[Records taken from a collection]
● ● ● ● ● ● ●
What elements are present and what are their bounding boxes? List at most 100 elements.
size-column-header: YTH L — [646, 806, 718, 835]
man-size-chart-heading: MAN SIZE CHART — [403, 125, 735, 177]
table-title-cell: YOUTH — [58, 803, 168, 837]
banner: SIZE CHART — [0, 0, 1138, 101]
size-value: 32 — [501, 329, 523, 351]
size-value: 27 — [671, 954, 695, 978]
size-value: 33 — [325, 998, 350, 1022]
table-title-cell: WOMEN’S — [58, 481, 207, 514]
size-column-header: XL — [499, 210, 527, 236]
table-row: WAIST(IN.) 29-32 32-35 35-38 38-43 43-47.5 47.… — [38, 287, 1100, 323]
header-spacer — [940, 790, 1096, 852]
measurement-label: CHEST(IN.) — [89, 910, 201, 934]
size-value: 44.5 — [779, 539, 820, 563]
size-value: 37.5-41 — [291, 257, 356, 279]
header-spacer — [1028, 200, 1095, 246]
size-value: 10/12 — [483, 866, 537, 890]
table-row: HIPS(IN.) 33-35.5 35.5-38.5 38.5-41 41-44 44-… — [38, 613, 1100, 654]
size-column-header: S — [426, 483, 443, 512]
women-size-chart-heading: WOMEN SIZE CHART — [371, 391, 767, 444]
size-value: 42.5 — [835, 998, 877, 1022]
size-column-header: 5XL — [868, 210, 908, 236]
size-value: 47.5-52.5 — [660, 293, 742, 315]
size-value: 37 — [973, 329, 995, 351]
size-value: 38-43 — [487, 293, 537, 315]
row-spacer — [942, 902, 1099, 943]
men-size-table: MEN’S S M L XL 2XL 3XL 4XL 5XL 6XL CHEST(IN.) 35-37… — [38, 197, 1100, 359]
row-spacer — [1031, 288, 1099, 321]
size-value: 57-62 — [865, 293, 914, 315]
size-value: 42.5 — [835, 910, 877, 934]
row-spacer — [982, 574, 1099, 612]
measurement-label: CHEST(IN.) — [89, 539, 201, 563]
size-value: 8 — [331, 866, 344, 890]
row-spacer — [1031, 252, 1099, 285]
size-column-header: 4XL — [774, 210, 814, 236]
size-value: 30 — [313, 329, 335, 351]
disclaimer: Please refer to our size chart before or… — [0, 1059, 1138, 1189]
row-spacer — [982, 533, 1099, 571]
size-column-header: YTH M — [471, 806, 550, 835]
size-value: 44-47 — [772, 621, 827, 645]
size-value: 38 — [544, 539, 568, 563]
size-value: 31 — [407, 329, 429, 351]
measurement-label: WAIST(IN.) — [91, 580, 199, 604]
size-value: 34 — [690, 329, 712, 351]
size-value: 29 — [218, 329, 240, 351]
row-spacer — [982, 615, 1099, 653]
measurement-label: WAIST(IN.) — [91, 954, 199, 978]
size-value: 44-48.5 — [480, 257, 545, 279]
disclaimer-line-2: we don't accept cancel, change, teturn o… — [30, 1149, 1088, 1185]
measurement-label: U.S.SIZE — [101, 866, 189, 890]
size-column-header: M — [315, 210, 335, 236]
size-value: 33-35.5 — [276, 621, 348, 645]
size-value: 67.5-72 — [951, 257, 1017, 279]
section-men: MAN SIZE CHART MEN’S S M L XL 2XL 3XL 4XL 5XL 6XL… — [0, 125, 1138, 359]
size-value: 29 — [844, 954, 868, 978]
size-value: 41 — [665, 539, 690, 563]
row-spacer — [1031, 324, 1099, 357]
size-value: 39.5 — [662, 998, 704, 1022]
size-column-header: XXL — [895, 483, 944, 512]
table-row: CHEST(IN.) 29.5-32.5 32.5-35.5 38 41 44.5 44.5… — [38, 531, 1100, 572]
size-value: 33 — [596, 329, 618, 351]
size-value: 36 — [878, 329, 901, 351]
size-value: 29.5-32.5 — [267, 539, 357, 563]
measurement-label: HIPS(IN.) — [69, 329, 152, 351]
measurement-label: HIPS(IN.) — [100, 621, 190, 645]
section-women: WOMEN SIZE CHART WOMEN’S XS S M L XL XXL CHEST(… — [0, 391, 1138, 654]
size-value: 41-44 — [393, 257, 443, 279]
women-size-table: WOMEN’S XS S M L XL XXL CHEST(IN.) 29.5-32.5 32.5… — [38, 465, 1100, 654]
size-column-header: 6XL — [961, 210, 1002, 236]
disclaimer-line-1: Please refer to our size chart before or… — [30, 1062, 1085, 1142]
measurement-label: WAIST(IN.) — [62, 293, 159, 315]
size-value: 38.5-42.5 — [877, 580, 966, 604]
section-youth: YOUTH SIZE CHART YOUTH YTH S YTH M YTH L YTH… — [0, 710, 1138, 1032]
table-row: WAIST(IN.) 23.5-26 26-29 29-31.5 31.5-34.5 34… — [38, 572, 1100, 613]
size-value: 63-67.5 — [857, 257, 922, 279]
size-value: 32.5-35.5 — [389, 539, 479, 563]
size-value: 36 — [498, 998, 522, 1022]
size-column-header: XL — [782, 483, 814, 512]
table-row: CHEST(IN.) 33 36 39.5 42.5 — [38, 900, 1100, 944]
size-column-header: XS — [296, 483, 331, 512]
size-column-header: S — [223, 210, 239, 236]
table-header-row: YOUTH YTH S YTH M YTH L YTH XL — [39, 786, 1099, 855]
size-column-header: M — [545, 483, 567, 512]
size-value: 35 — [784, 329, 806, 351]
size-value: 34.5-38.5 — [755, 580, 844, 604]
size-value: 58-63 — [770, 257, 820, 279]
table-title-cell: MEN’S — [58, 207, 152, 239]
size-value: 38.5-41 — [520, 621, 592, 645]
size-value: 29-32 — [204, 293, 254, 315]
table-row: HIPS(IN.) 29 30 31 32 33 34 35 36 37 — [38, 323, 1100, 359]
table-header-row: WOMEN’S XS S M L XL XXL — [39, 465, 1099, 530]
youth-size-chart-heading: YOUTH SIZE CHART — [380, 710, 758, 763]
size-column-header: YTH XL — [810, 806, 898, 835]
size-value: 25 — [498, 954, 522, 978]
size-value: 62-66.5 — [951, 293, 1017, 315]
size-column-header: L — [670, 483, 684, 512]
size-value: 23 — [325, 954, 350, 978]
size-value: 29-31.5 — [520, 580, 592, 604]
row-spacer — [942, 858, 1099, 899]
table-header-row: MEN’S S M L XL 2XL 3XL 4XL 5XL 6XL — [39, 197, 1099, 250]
● ● ● ● ● ● ●
• Goal
Rewrite all of the data above, replacing every "size-value" with "size-entry" and keeping everything else the same.

• Result
What elements are present and what are their bounding boxes? List at most 100 elements.
size-column-header: YTH L — [646, 806, 718, 835]
man-size-chart-heading: MAN SIZE CHART — [403, 125, 735, 177]
table-title-cell: YOUTH — [58, 803, 168, 837]
banner: SIZE CHART — [0, 0, 1138, 101]
size-entry: 32 — [501, 329, 523, 351]
size-entry: 27 — [671, 954, 695, 978]
size-entry: 33 — [325, 998, 350, 1022]
table-title-cell: WOMEN’S — [58, 481, 207, 514]
size-column-header: XL — [499, 210, 527, 236]
table-row: WAIST(IN.) 29-32 32-35 35-38 38-43 43-47.5 47.… — [38, 287, 1100, 323]
header-spacer — [940, 790, 1096, 852]
measurement-label: CHEST(IN.) — [89, 910, 201, 934]
size-entry: 44.5 — [779, 539, 820, 563]
size-entry: 37.5-41 — [291, 257, 356, 279]
header-spacer — [1028, 200, 1095, 246]
size-entry: 10/12 — [483, 866, 537, 890]
table-row: HIPS(IN.) 33-35.5 35.5-38.5 38.5-41 41-44 44-… — [38, 613, 1100, 654]
size-column-header: S — [426, 483, 443, 512]
women-size-chart-heading: WOMEN SIZE CHART — [371, 391, 767, 444]
size-entry: 42.5 — [835, 998, 877, 1022]
size-column-header: 5XL — [868, 210, 908, 236]
size-entry: 47.5-52.5 — [660, 293, 742, 315]
size-entry: 37 — [973, 329, 995, 351]
size-entry: 38-43 — [487, 293, 537, 315]
row-spacer — [942, 902, 1099, 943]
men-size-table: MEN’S S M L XL 2XL 3XL 4XL 5XL 6XL CHEST(IN.) 35-37… — [38, 197, 1100, 359]
row-spacer — [1031, 288, 1099, 321]
size-entry: 57-62 — [865, 293, 914, 315]
size-entry: 42.5 — [835, 910, 877, 934]
row-spacer — [982, 574, 1099, 612]
measurement-label: CHEST(IN.) — [89, 539, 201, 563]
size-entry: 8 — [331, 866, 344, 890]
row-spacer — [1031, 252, 1099, 285]
size-column-header: 4XL — [774, 210, 814, 236]
size-entry: 30 — [313, 329, 335, 351]
disclaimer: Please refer to our size chart before or… — [0, 1059, 1138, 1189]
row-spacer — [982, 533, 1099, 571]
size-column-header: YTH M — [471, 806, 550, 835]
size-entry: 44-47 — [772, 621, 827, 645]
size-entry: 38 — [544, 539, 568, 563]
size-entry: 31 — [407, 329, 429, 351]
measurement-label: WAIST(IN.) — [91, 580, 199, 604]
size-entry: 34 — [690, 329, 712, 351]
size-entry: 29 — [218, 329, 240, 351]
row-spacer — [982, 615, 1099, 653]
measurement-label: WAIST(IN.) — [91, 954, 199, 978]
size-entry: 44-48.5 — [480, 257, 545, 279]
disclaimer-line-2: we don't accept cancel, change, teturn o… — [30, 1149, 1088, 1185]
measurement-label: U.S.SIZE — [101, 866, 189, 890]
size-column-header: M — [315, 210, 335, 236]
size-entry: 33-35.5 — [276, 621, 348, 645]
size-entry: 67.5-72 — [951, 257, 1017, 279]
section-men: MAN SIZE CHART MEN’S S M L XL 2XL 3XL 4XL 5XL 6XL… — [0, 125, 1138, 359]
size-entry: 29 — [844, 954, 868, 978]
size-entry: 41 — [665, 539, 690, 563]
row-spacer — [1031, 324, 1099, 357]
size-entry: 39.5 — [662, 998, 704, 1022]
size-column-header: XXL — [895, 483, 944, 512]
table-row: CHEST(IN.) 29.5-32.5 32.5-35.5 38 41 44.5 44.5… — [38, 531, 1100, 572]
size-entry: 33 — [596, 329, 618, 351]
size-entry: 36 — [878, 329, 901, 351]
size-entry: 29.5-32.5 — [267, 539, 357, 563]
measurement-label: HIPS(IN.) — [69, 329, 152, 351]
measurement-label: HIPS(IN.) — [100, 621, 190, 645]
section-women: WOMEN SIZE CHART WOMEN’S XS S M L XL XXL CHEST(… — [0, 391, 1138, 654]
size-entry: 41-44 — [393, 257, 443, 279]
women-size-table: WOMEN’S XS S M L XL XXL CHEST(IN.) 29.5-32.5 32.5… — [38, 465, 1100, 654]
size-column-header: 6XL — [961, 210, 1002, 236]
disclaimer-line-1: Please refer to our size chart before or… — [30, 1062, 1085, 1142]
measurement-label: WAIST(IN.) — [62, 293, 159, 315]
size-entry: 38.5-42.5 — [877, 580, 966, 604]
section-youth: YOUTH SIZE CHART YOUTH YTH S YTH M YTH L YTH… — [0, 710, 1138, 1032]
table-row: WAIST(IN.) 23.5-26 26-29 29-31.5 31.5-34.5 34… — [38, 572, 1100, 613]
size-entry: 63-67.5 — [857, 257, 922, 279]
size-entry: 32.5-35.5 — [389, 539, 479, 563]
size-entry: 36 — [498, 998, 522, 1022]
size-column-header: XL — [782, 483, 814, 512]
table-row: CHEST(IN.) 33 36 39.5 42.5 — [38, 900, 1100, 944]
size-column-header: XS — [296, 483, 331, 512]
size-column-header: S — [223, 210, 239, 236]
table-header-row: YOUTH YTH S YTH M YTH L YTH XL — [39, 786, 1099, 855]
size-column-header: M — [545, 483, 567, 512]
size-entry: 35 — [784, 329, 806, 351]
size-entry: 34.5-38.5 — [755, 580, 844, 604]
size-entry: 58-63 — [770, 257, 820, 279]
table-title-cell: MEN’S — [58, 207, 152, 239]
size-entry: 38.5-41 — [520, 621, 592, 645]
size-entry: 29-32 — [204, 293, 254, 315]
table-row: HIPS(IN.) 29 30 31 32 33 34 35 36 37 — [38, 323, 1100, 359]
table-header-row: WOMEN’S XS S M L XL XXL — [39, 465, 1099, 530]
youth-size-chart-heading: YOUTH SIZE CHART — [380, 710, 758, 763]
size-column-header: YTH XL — [810, 806, 898, 835]
size-entry: 25 — [498, 954, 522, 978]
size-entry: 62-66.5 — [951, 293, 1017, 315]
size-column-header: L — [670, 483, 684, 512]
size-entry: 23 — [325, 954, 350, 978]
size-entry: 29-31.5 — [520, 580, 592, 604]
row-spacer — [942, 858, 1099, 899]
table-header-row: MEN’S S M L XL 2XL 3XL 4XL 5XL 6XL — [39, 197, 1099, 250]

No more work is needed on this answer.